What is needed> Each entry below should be written out exactly as it is, with no pictures.

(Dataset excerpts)
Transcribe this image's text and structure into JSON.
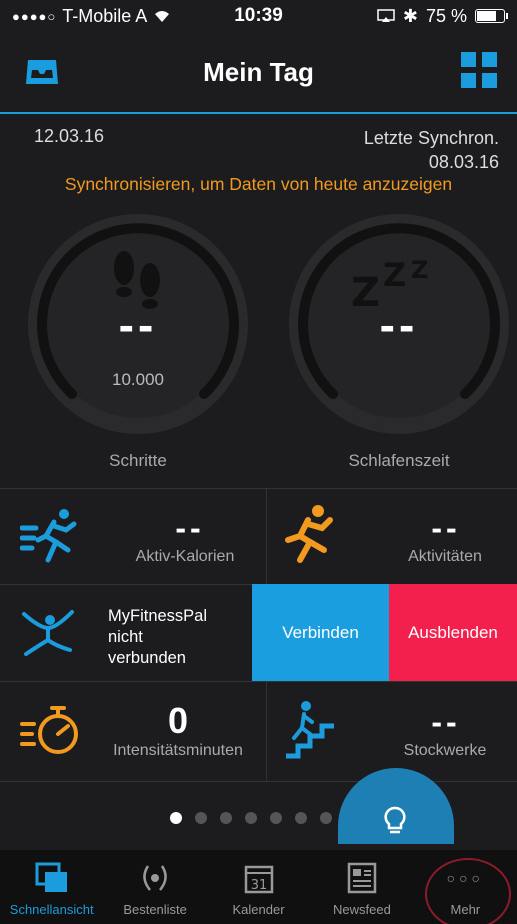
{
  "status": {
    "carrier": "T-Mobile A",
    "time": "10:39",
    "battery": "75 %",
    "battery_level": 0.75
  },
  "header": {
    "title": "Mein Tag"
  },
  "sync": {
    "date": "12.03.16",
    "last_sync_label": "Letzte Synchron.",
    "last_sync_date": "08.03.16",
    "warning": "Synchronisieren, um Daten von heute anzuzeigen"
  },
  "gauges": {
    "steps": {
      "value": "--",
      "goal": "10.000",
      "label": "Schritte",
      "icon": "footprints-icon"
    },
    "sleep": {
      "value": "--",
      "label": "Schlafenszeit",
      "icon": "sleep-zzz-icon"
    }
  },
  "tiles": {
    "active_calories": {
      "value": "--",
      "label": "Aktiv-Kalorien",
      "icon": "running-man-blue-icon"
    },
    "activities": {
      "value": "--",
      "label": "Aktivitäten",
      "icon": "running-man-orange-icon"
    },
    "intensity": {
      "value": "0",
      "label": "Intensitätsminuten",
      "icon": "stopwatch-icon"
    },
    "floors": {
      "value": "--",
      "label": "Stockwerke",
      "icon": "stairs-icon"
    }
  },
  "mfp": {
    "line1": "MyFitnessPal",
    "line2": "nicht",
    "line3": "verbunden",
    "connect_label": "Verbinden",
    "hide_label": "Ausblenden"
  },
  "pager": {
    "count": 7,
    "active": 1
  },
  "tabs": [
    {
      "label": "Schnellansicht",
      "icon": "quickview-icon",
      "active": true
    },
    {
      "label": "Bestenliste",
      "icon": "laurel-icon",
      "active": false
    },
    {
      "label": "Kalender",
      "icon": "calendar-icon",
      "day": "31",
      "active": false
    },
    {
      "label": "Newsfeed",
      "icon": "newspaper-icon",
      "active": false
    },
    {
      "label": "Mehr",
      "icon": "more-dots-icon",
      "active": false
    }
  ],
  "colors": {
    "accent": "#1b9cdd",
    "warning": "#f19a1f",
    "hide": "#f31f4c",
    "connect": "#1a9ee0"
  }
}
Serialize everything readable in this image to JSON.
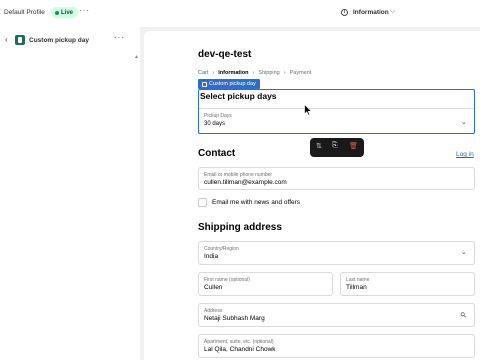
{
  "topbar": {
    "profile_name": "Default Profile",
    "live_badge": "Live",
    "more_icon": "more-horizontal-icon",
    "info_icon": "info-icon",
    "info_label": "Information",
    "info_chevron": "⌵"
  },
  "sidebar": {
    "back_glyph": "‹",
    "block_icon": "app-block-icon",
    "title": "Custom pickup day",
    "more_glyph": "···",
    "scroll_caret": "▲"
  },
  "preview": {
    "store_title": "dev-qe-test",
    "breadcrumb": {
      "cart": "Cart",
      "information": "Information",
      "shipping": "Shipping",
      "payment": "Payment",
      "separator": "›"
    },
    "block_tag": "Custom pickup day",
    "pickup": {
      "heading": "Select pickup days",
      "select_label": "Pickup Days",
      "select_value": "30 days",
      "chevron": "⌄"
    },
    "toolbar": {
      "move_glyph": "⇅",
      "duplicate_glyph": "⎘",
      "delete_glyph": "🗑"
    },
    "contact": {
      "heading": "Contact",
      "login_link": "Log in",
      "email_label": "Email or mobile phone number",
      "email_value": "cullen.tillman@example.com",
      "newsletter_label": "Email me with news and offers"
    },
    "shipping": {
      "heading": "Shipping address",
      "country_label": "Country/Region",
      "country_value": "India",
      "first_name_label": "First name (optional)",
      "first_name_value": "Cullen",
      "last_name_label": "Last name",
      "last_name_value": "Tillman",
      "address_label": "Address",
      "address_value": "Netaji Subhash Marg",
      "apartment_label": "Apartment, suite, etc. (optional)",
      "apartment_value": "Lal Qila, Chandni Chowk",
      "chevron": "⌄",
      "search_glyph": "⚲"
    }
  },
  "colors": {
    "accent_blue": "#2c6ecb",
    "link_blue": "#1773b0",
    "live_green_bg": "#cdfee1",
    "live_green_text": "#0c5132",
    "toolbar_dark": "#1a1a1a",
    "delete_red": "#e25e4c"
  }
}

Final result>
Transcribe this image's text and structure into JSON.
{
  "status": {
    "carrier": "T-Mobile A",
    "time": "10:39",
    "battery": "75 %",
    "battery_level": 0.75
  },
  "header": {
    "title": "Mein Tag"
  },
  "sync": {
    "date": "12.03.16",
    "last_sync_label": "Letzte Synchron.",
    "last_sync_date": "08.03.16",
    "warning": "Synchronisieren, um Daten von heute anzuzeigen"
  },
  "gauges": {
    "steps": {
      "value": "--",
      "goal": "10.000",
      "label": "Schritte",
      "icon": "footprints-icon"
    },
    "sleep": {
      "value": "--",
      "label": "Schlafenszeit",
      "icon": "sleep-zzz-icon"
    }
  },
  "tiles": {
    "active_calories": {
      "value": "--",
      "label": "Aktiv-Kalorien",
      "icon": "running-man-blue-icon"
    },
    "activities": {
      "value": "--",
      "label": "Aktivitäten",
      "icon": "running-man-orange-icon"
    },
    "intensity": {
      "value": "0",
      "label": "Intensitätsminuten",
      "icon": "stopwatch-icon"
    },
    "floors": {
      "value": "--",
      "label": "Stockwerke",
      "icon": "stairs-icon"
    }
  },
  "mfp": {
    "line1": "MyFitnessPal",
    "line2": "nicht",
    "line3": "verbunden",
    "connect_label": "Verbinden",
    "hide_label": "Ausblenden"
  },
  "pager": {
    "count": 7,
    "active": 1
  },
  "tabs": [
    {
      "label": "Schnellansicht",
      "icon": "quickview-icon",
      "active": true
    },
    {
      "label": "Bestenliste",
      "icon": "laurel-icon",
      "active": false
    },
    {
      "label": "Kalender",
      "icon": "calendar-icon",
      "day": "31",
      "active": false
    },
    {
      "label": "Newsfeed",
      "icon": "newspaper-icon",
      "active": false
    },
    {
      "label": "Mehr",
      "icon": "more-dots-icon",
      "active": false
    }
  ],
  "colors": {
    "accent": "#1b9cdd",
    "warning": "#f19a1f",
    "hide": "#f31f4c",
    "connect": "#1a9ee0"
  }
}
Serialize everything readable in this image to JSON.
{
  "topbar": {
    "profile_name": "Default Profile",
    "live_badge": "Live",
    "more_icon": "more-horizontal-icon",
    "info_icon": "info-icon",
    "info_label": "Information",
    "info_chevron": "⌵"
  },
  "sidebar": {
    "back_glyph": "‹",
    "block_icon": "app-block-icon",
    "title": "Custom pickup day",
    "more_glyph": "···",
    "scroll_caret": "▲"
  },
  "preview": {
    "store_title": "dev-qe-test",
    "breadcrumb": {
      "cart": "Cart",
      "information": "Information",
      "shipping": "Shipping",
      "payment": "Payment",
      "separator": "›"
    },
    "block_tag": "Custom pickup day",
    "pickup": {
      "heading": "Select pickup days",
      "select_label": "Pickup Days",
      "select_value": "30 days",
      "chevron": "⌄"
    },
    "toolbar": {
      "move_glyph": "⇅",
      "duplicate_glyph": "⎘",
      "delete_glyph": "🗑"
    },
    "contact": {
      "heading": "Contact",
      "login_link": "Log in",
      "email_label": "Email or mobile phone number",
      "email_value": "cullen.tillman@example.com",
      "newsletter_label": "Email me with news and offers"
    },
    "shipping": {
      "heading": "Shipping address",
      "country_label": "Country/Region",
      "country_value": "India",
      "first_name_label": "First name (optional)",
      "first_name_value": "Cullen",
      "last_name_label": "Last name",
      "last_name_value": "Tillman",
      "address_label": "Address",
      "address_value": "Netaji Subhash Marg",
      "apartment_label": "Apartment, suite, etc. (optional)",
      "apartment_value": "Lal Qila, Chandni Chowk",
      "chevron": "⌄",
      "search_glyph": "⚲"
    }
  },
  "colors": {
    "accent_blue": "#2c6ecb",
    "link_blue": "#1773b0",
    "live_green_bg": "#cdfee1",
    "live_green_text": "#0c5132",
    "toolbar_dark": "#1a1a1a",
    "delete_red": "#e25e4c"
  }
}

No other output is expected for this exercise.